EXERCISE:
All of the records listed below should be retyped exactly.

DATASET RECORDS:
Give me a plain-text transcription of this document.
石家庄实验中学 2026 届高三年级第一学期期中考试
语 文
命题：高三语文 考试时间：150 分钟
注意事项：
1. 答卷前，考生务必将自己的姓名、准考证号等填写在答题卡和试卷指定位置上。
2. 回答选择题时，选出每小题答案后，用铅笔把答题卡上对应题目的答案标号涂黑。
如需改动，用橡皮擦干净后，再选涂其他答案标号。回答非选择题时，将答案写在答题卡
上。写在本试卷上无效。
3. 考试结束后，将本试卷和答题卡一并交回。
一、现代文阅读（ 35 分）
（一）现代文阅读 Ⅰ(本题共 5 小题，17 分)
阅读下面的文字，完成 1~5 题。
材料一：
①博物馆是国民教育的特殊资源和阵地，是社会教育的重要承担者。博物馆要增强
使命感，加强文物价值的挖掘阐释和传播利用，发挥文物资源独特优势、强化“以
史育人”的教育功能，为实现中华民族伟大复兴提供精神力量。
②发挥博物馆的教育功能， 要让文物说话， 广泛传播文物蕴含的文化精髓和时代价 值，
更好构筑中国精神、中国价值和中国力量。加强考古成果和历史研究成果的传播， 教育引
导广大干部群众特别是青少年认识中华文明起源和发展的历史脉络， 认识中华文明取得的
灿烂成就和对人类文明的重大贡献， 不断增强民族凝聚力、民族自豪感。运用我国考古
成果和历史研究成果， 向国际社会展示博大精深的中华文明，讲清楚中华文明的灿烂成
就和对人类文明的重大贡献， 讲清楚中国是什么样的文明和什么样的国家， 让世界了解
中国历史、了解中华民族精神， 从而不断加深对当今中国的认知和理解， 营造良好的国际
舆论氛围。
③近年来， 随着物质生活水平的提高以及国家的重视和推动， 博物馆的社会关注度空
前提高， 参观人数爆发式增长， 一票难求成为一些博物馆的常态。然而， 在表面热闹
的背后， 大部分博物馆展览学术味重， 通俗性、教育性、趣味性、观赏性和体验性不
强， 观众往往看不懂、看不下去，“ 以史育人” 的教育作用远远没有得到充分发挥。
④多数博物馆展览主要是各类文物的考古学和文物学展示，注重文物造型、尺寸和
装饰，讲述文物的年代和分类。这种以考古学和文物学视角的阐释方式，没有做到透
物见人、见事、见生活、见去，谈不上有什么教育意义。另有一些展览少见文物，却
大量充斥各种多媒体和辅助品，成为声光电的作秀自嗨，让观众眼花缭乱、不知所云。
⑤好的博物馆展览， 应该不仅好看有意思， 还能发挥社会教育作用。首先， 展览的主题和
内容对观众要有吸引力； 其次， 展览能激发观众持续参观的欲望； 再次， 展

EXPECTED OUTPUT:
Give me a plain-text transcription of this document.
石家庄实验中学 2026 届高三年级第一学期期中考试
语 文
命题：高三语文 考试时间：150 分钟
注意事项：
1. 答卷前，考生务必将自己的姓名、准考证号等填写在答题卡和试卷指定位置上。
2. 回答选择题时，选出每小题答案后，用铅笔把答题卡上对应题目的答案标号涂黑。
如需改动，用橡皮擦干净后，再选涂其他答案标号。回答非选择题时，将答案写在答题卡
上。写在本试卷上无效。
3. 考试结束后，将本试卷和答题卡一并交回。
一、现代文阅读（ 35 分）
（一）现代文阅读 Ⅰ(本题共 5 小题，17 分)
阅读下面的文字，完成 1~5 题。
材料一：
①博物馆是国民教育的特殊资源和阵地，是社会教育的重要承担者。博物馆要增强
使命感，加强文物价值的挖掘阐释和传播利用，发挥文物资源独特优势、强化“以
史育人”的教育功能，为实现中华民族伟大复兴提供精神力量。
②发挥博物馆的教育功能， 要让文物说话， 广泛传播文物蕴含的文化精髓和时代价 值，
更好构筑中国精神、中国价值和中国力量。加强考古成果和历史研究成果的传播， 教育引
导广大干部群众特别是青少年认识中华文明起源和发展的历史脉络， 认识中华文明取得的
灿烂成就和对人类文明的重大贡献， 不断增强民族凝聚力、民族自豪感。运用我国考古
成果和历史研究成果， 向国际社会展示博大精深的中华文明，讲清楚中华文明的灿烂成
就和对人类文明的重大贡献， 讲清楚中国是什么样的文明和什么样的国家， 让世界了解
中国历史、了解中华民族精神， 从而不断加深对当今中国的认知和理解， 营造良好的国际
舆论氛围。
③近年来， 随着物质生活水平的提高以及国家的重视和推动， 博物馆的社会关注度空
前提高， 参观人数爆发式增长， 一票难求成为一些博物馆的常态。然而， 在表面热闹
的背后， 大部分博物馆展览学术味重， 通俗性、教育性、趣味性、观赏性和体验性不
强， 观众往往看不懂、看不下去，“ 以史育人” 的教育作用远远没有得到充分发挥。
④多数博物馆展览主要是各类文物的考古学和文物学展示，注重文物造型、尺寸和
装饰，讲述文物的年代和分类。这种以考古学和文物学视角的阐释方式，没有做到透
物见人、见事、见生活、见去，谈不上有什么教育意义。另有一些展览少见文物，却
大量充斥各种多媒体和辅助品，成为声光电的作秀自嗨，让观众眼花缭乱、不知所云。
⑤好的博物馆展览， 应该不仅好看有意思， 还能发挥社会教育作用。首先， 展览的主题和
内容对观众要有吸引力； 其次， 展览能激发观众持续参观的欲望； 再次， 展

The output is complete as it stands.